### [What you are asked to do]
Write the records below out again exactly as given, with no images.

(Stored entries)
________________

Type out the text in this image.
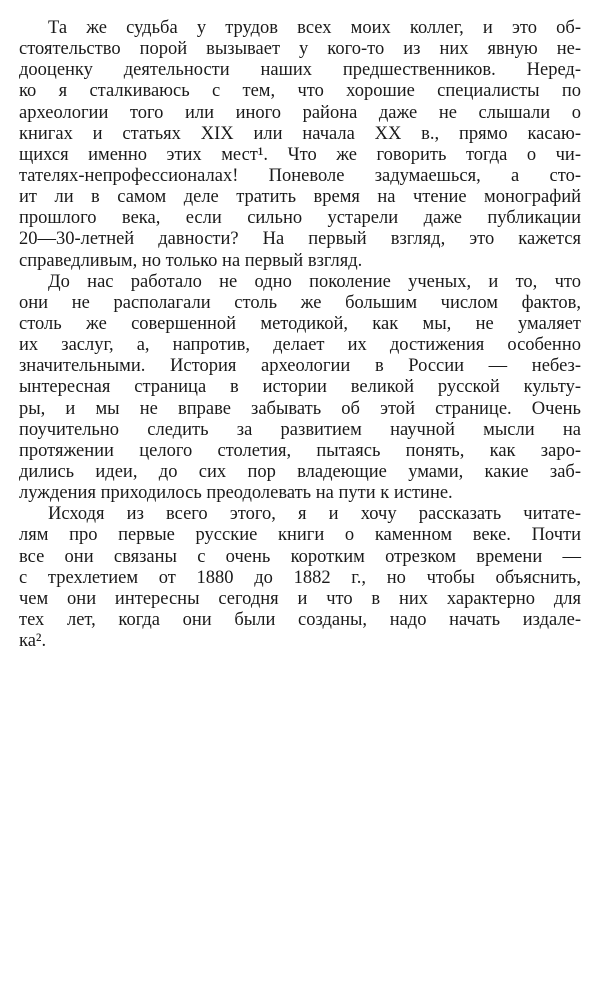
Та же судьба у трудов всех моих коллег, и это об-
стоятельство порой вызывает у кого-то из них явную не-
дооценку деятельности наших предшественников. Неред-
ко я сталкиваюсь с тем, что хорошие специалисты по
археологии того или иного района даже не слышали о
книгах и статьях XIX или начала XX в., прямо касаю-
щихся именно этих мест¹. Что же говорить тогда о чи-
тателях-непрофессионалах! Поневоле задумаешься, а сто-
ит ли в самом деле тратить время на чтение монографий
прошлого века, если сильно устарели даже публикации
20—30-летней давности? На первый взгляд, это кажется
справедливым, но только на первый взгляд.
До нас работало не одно поколение ученых, и то, что
они не располагали столь же большим числом фактов,
столь же совершенной методикой, как мы, не умаляет
их заслуг, а, напротив, делает их достижения особенно
значительными. История археологии в России — небез-
ынтересная страница в истории великой русской культу-
ры, и мы не вправе забывать об этой странице. Очень
поучительно следить за развитием научной мысли на
протяжении целого столетия, пытаясь понять, как заро-
дились идеи, до сих пор владеющие умами, какие заб-
луждения приходилось преодолевать на пути к истине.
Исходя из всего этого, я и хочу рассказать читате-
лям про первые русские книги о каменном веке. Почти
все они связаны с очень коротким отрезком времени —
с трехлетием от 1880 до 1882 г., но чтобы объяснить,
чем они интересны сегодня и что в них характерно для
тех лет, когда они были созданы, надо начать издале-
ка².
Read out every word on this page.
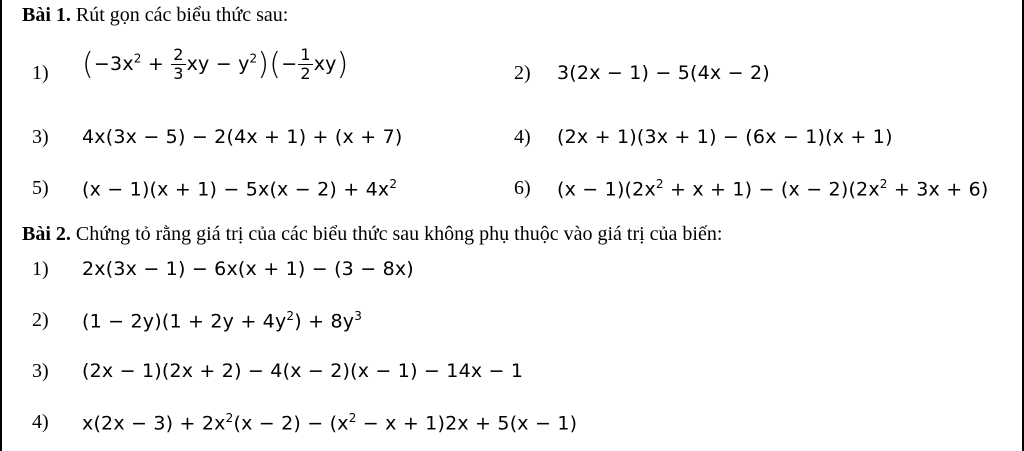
Bài 1. Rút gọn các biểu thức sau:
1) ($-3x^2 + \frac{2}{3}$ xy − $y^2)(- \frac{1}{2} xy)$	2) 3(2x − 1) − 5(4x − 2)
3) 4x(3x − 5) − 2(4x + 1) + (x + 7)	4) (2x + 1)(3x + 1) − (6x − 1)(x + 1)
5) $(x - 1)(x + 1) - 5x(x - 2) + 4x^2$	6) $(x - 1)(2x^2 + x + 1) - (x - 2)(2x^2 + 3x + 6)$
Bài 2. Chứng tỏ rằng giá trị của các biểu thức sau không phụ thuộc vào giá trị của biến:
1) 2x(3x − 1) − 6x(x + 1) − (3 − 8x)
2) $(1 - 2y)(1 + 2y + 4y^2) + 8y^3$
3) (2x − 1)(2x + 2) − 4(x − 2)(x − 1) − 14x − 1
4) $x(2x - 3) + 2x^2(x - 2) - (x^2 - x + 1)2x + 5(x - 1)$
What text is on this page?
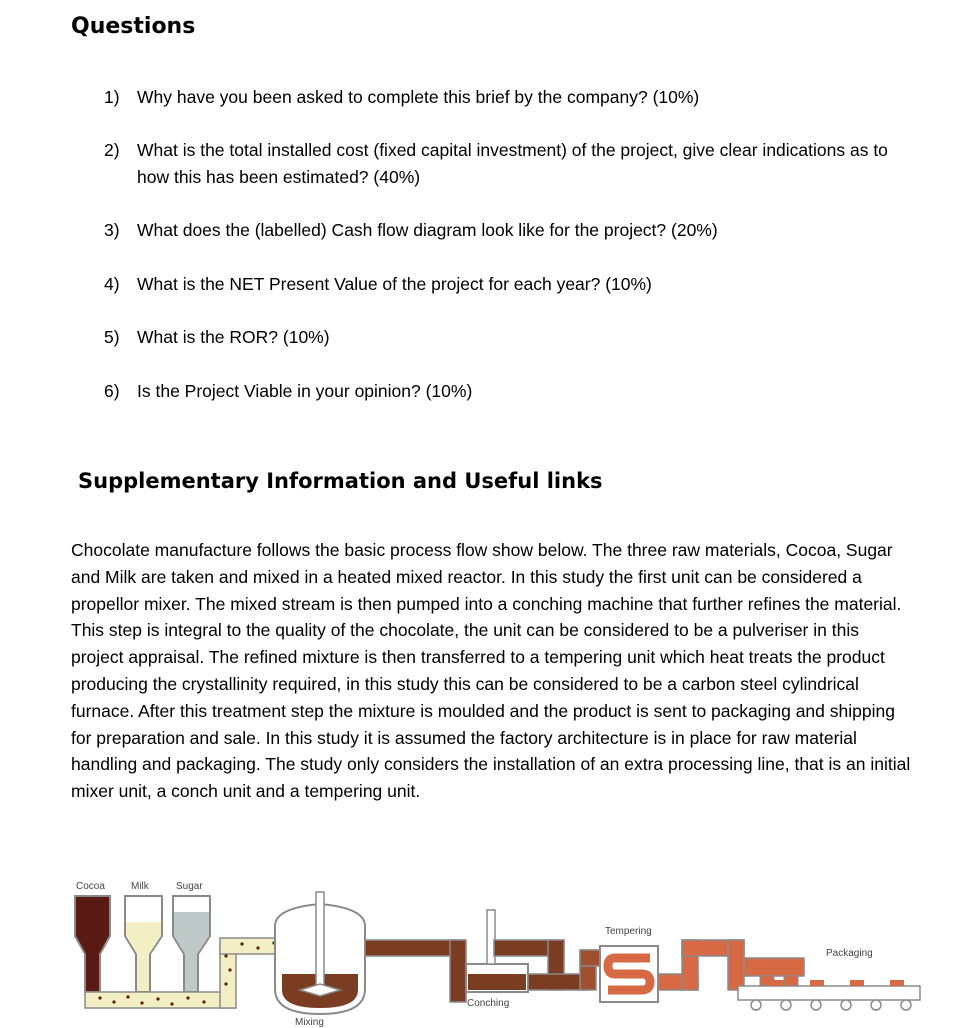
Questions
1) Why have you been asked to complete this brief by the company? (10%)
2) What is the total installed cost (fixed capital investment) of the project, give clear indications as to how this has been estimated? (40%)
3) What does the (labelled) Cash flow diagram look like for the project? (20%)
4) What is the NET Present Value of the project for each year? (10%)
5) What is the ROR? (10%)
6) Is the Project Viable in your opinion? (10%)
Supplementary Information and Useful links

Chocolate manufacture follows the basic process flow show below. The three raw materials, Cocoa, Sugar and Milk are taken and mixed in a heated mixed reactor. In this study the first unit can be considered a propellor mixer. The mixed stream is then pumped into a conching machine that further refines the material. This step is integral to the quality of the chocolate, the unit can be considered to be a pulveriser in this project appraisal. The refined mixture is then transferred to a tempering unit which heat treats the product producing the crystallinity required, in this study this can be considered to be a carbon steel cylindrical furnace. After this treatment step the mixture is moulded and the product is sent to packaging and shipping for preparation and sale. In this study it is assumed the factory architecture is in place for raw material handling and packaging. The study only considers the installation of an extra processing line, that is an initial mixer unit, a conch unit and a tempering unit.

Cocoa	Milk	Sugar
Mixing
Conching
Tempering
Packaging
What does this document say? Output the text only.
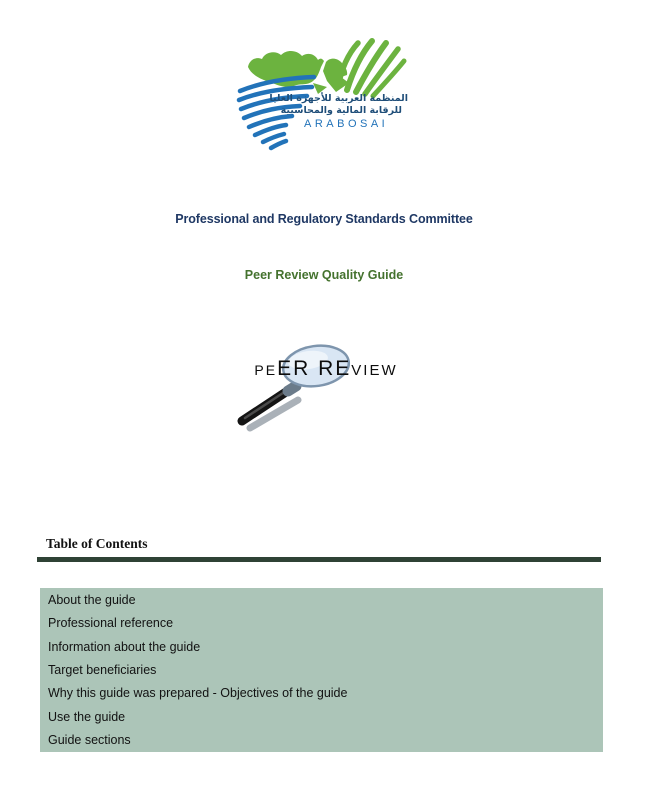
المنظمة العربية للأجهزة العليا
للرقابة المالية والمحاسبية
ARABOSAI
Professional and Regulatory Standards Committee
Peer Review Quality Guide
PE ER RE VIEW
Table of Contents
About the guide
Professional reference
Information about the guide
Target beneficiaries
Why this guide was prepared - Objectives of the guide
Use the guide
Guide sections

________________

### [The solution]
Type out the text in this image.
Та же судьба у трудов всех моих коллег, и это об-
стоятельство порой вызывает у кого-то из них явную не-
дооценку деятельности наших предшественников. Неред-
ко я сталкиваюсь с тем, что хорошие специалисты по
археологии того или иного района даже не слышали о
книгах и статьях XIX или начала XX в., прямо касаю-
щихся именно этих мест¹. Что же говорить тогда о чи-
тателях-непрофессионалах! Поневоле задумаешься, а сто-
ит ли в самом деле тратить время на чтение монографий
прошлого века, если сильно устарели даже публикации
20—30-летней давности? На первый взгляд, это кажется
справедливым, но только на первый взгляд.
До нас работало не одно поколение ученых, и то, что
они не располагали столь же большим числом фактов,
столь же совершенной методикой, как мы, не умаляет
их заслуг, а, напротив, делает их достижения особенно
значительными. История археологии в России — небез-
ынтересная страница в истории великой русской культу-
ры, и мы не вправе забывать об этой странице. Очень
поучительно следить за развитием научной мысли на
протяжении целого столетия, пытаясь понять, как заро-
дились идеи, до сих пор владеющие умами, какие заб-
луждения приходилось преодолевать на пути к истине.
Исходя из всего этого, я и хочу рассказать читате-
лям про первые русские книги о каменном веке. Почти
все они связаны с очень коротким отрезком времени —
с трехлетием от 1880 до 1882 г., но чтобы объяснить,
чем они интересны сегодня и что в них характерно для
тех лет, когда они были созданы, надо начать издале-
ка².
Read out every word on this page.
Bài 1. Rút gọn các biểu thức sau:
1) ($-3x^2 + \frac{2}{3}$ xy − $y^2)(- \frac{1}{2} xy)$	2) 3(2x − 1) − 5(4x − 2)
3) 4x(3x − 5) − 2(4x + 1) + (x + 7)	4) (2x + 1)(3x + 1) − (6x − 1)(x + 1)
5) $(x - 1)(x + 1) - 5x(x - 2) + 4x^2$	6) $(x - 1)(2x^2 + x + 1) - (x - 2)(2x^2 + 3x + 6)$
Bài 2. Chứng tỏ rằng giá trị của các biểu thức sau không phụ thuộc vào giá trị của biến:
1) 2x(3x − 1) − 6x(x + 1) − (3 − 8x)
2) $(1 - 2y)(1 + 2y + 4y^2) + 8y^3$
3) (2x − 1)(2x + 2) − 4(x − 2)(x − 1) − 14x − 1
4) $x(2x - 3) + 2x^2(x - 2) - (x^2 - x + 1)2x + 5(x - 1)$
What text is on this page?
Questions
1) Why have you been asked to complete this brief by the company? (10%)
2) What is the total installed cost (fixed capital investment) of the project, give clear indications as to how this has been estimated? (40%)
3) What does the (labelled) Cash flow diagram look like for the project? (20%)
4) What is the NET Present Value of the project for each year? (10%)
5) What is the ROR? (10%)
6) Is the Project Viable in your opinion? (10%)
Supplementary Information and Useful links

Chocolate manufacture follows the basic process flow show below. The three raw materials, Cocoa, Sugar and Milk are taken and mixed in a heated mixed reactor. In this study the first unit can be considered a propellor mixer. The mixed stream is then pumped into a conching machine that further refines the material. This step is integral to the quality of the chocolate, the unit can be considered to be a pulveriser in this project appraisal. The refined mixture is then transferred to a tempering unit which heat treats the product producing the crystallinity required, in this study this can be considered to be a carbon steel cylindrical furnace. After this treatment step the mixture is moulded and the product is sent to packaging and shipping for preparation and sale. In this study it is assumed the factory architecture is in place for raw material handling and packaging. The study only considers the installation of an extra processing line, that is an initial mixer unit, a conch unit and a tempering unit.

Cocoa	Milk	Sugar
Mixing
Conching
Tempering
Packaging
What does this document say? Output the text only.
المنظمة العربية للأجهزة العليا
للرقابة المالية والمحاسبية
ARABOSAI
Professional and Regulatory Standards Committee
Peer Review Quality Guide
PE ER RE VIEW
Table of Contents
About the guide
Professional reference
Information about the guide
Target beneficiaries
Why this guide was prepared - Objectives of the guide
Use the guide
Guide sections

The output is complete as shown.